Entries from a visual dataset:
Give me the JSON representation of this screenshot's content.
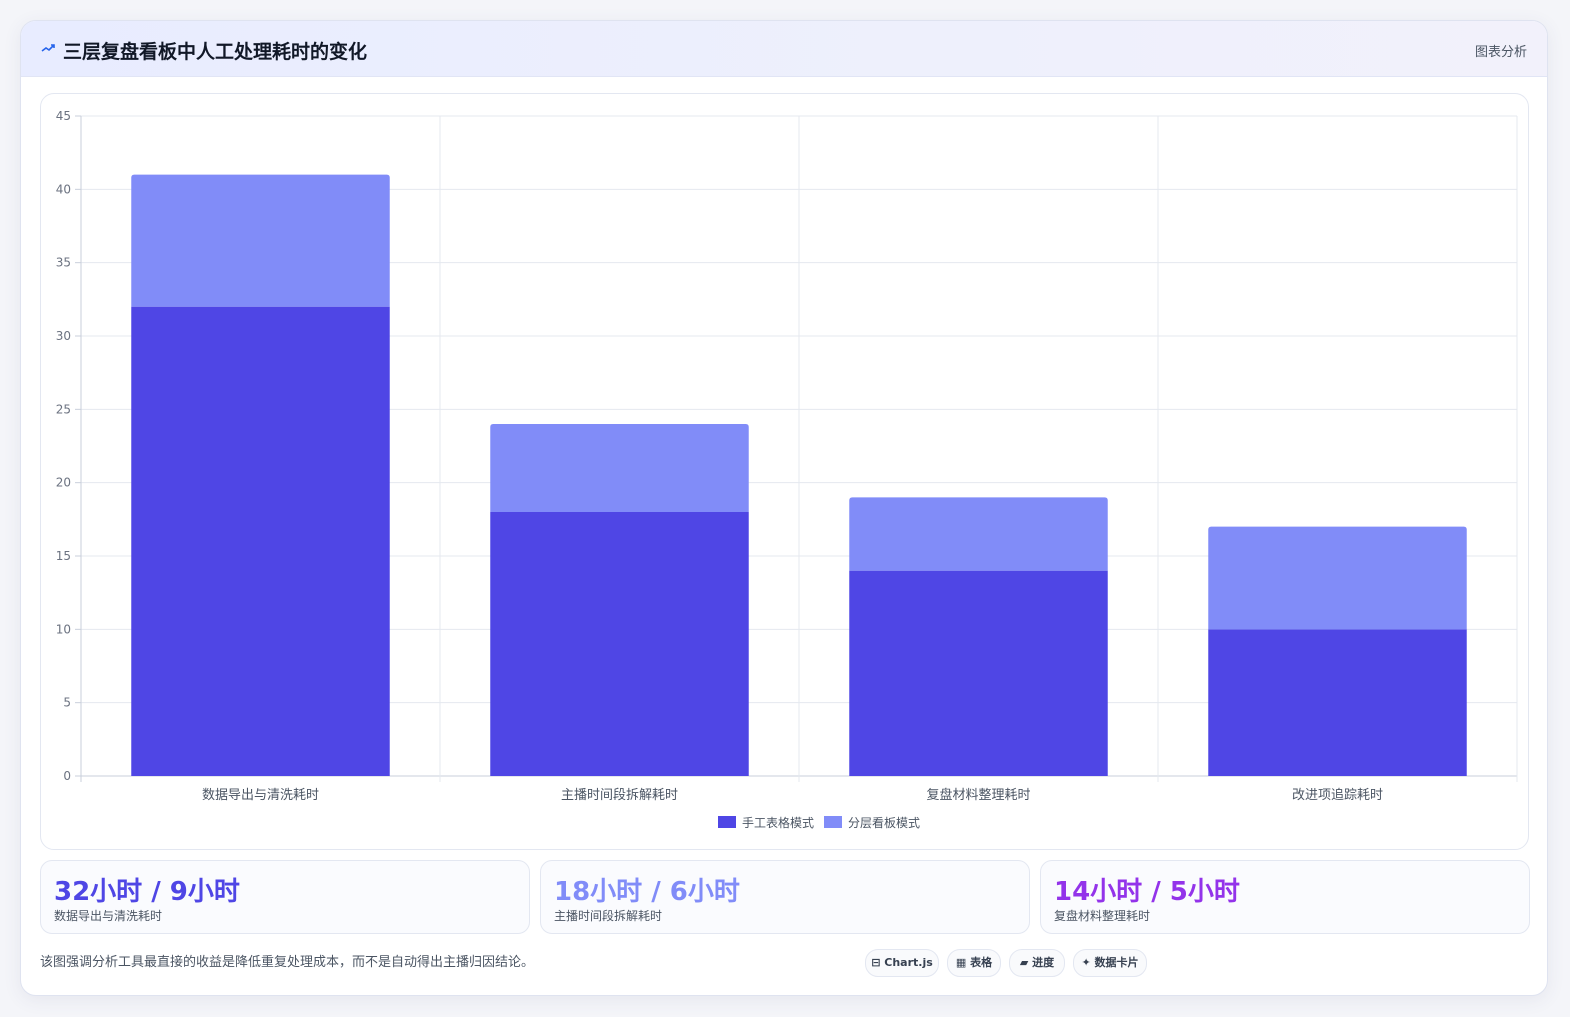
{
  "header": {
    "title": "三层复盘看板中人工处理耗时的变化",
    "tag": "图表分析"
  },
  "chart_data": {
    "type": "bar",
    "stacked": true,
    "categories": [
      "数据导出与清洗耗时",
      "主播时间段拆解耗时",
      "复盘材料整理耗时",
      "改进项追踪耗时"
    ],
    "series": [
      {
        "name": "手工表格模式",
        "values": [
          32,
          18,
          14,
          10
        ],
        "color": "#4f46e5"
      },
      {
        "name": "分层看板模式",
        "values": [
          9,
          6,
          5,
          7
        ],
        "color": "#818cf8"
      }
    ],
    "ylim": [
      0,
      45
    ],
    "yticks": [
      "0",
      "5",
      "10",
      "15",
      "20",
      "25",
      "30",
      "35",
      "40",
      "45"
    ],
    "grid": true,
    "legend": "bottom"
  },
  "stats": [
    {
      "value": "32小时 / 9小时",
      "label": "数据导出与清洗耗时",
      "color": "#4f46e5"
    },
    {
      "value": "18小时 / 6小时",
      "label": "主播时间段拆解耗时",
      "color": "#818cf8"
    },
    {
      "value": "14小时 / 5小时",
      "label": "复盘材料整理耗时",
      "color": "#9333ea"
    }
  ],
  "footer": {
    "note": "该图强调分析工具最直接的收益是降低重复处理成本，而不是自动得出主播归因结论。",
    "chips": [
      "Chart.js",
      "表格",
      "进度",
      "数据卡片"
    ]
  }
}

> [WRITTEN INSTRUCTION] Leave the pictures out and copy the rest of the data exactly.

> [FULL ANSWER]
Give me the JSON representation of this screenshot's content.
{
  "header": {
    "title": "三层复盘看板中人工处理耗时的变化",
    "tag": "图表分析"
  },
  "chart_data": {
    "type": "bar",
    "stacked": true,
    "categories": [
      "数据导出与清洗耗时",
      "主播时间段拆解耗时",
      "复盘材料整理耗时",
      "改进项追踪耗时"
    ],
    "series": [
      {
        "name": "手工表格模式",
        "values": [
          32,
          18,
          14,
          10
        ],
        "color": "#4f46e5"
      },
      {
        "name": "分层看板模式",
        "values": [
          9,
          6,
          5,
          7
        ],
        "color": "#818cf8"
      }
    ],
    "ylim": [
      0,
      45
    ],
    "yticks": [
      "0",
      "5",
      "10",
      "15",
      "20",
      "25",
      "30",
      "35",
      "40",
      "45"
    ],
    "grid": true,
    "legend": "bottom"
  },
  "stats": [
    {
      "value": "32小时 / 9小时",
      "label": "数据导出与清洗耗时",
      "color": "#4f46e5"
    },
    {
      "value": "18小时 / 6小时",
      "label": "主播时间段拆解耗时",
      "color": "#818cf8"
    },
    {
      "value": "14小时 / 5小时",
      "label": "复盘材料整理耗时",
      "color": "#9333ea"
    }
  ],
  "footer": {
    "note": "该图强调分析工具最直接的收益是降低重复处理成本，而不是自动得出主播归因结论。",
    "chips": [
      "Chart.js",
      "表格",
      "进度",
      "数据卡片"
    ]
  }
}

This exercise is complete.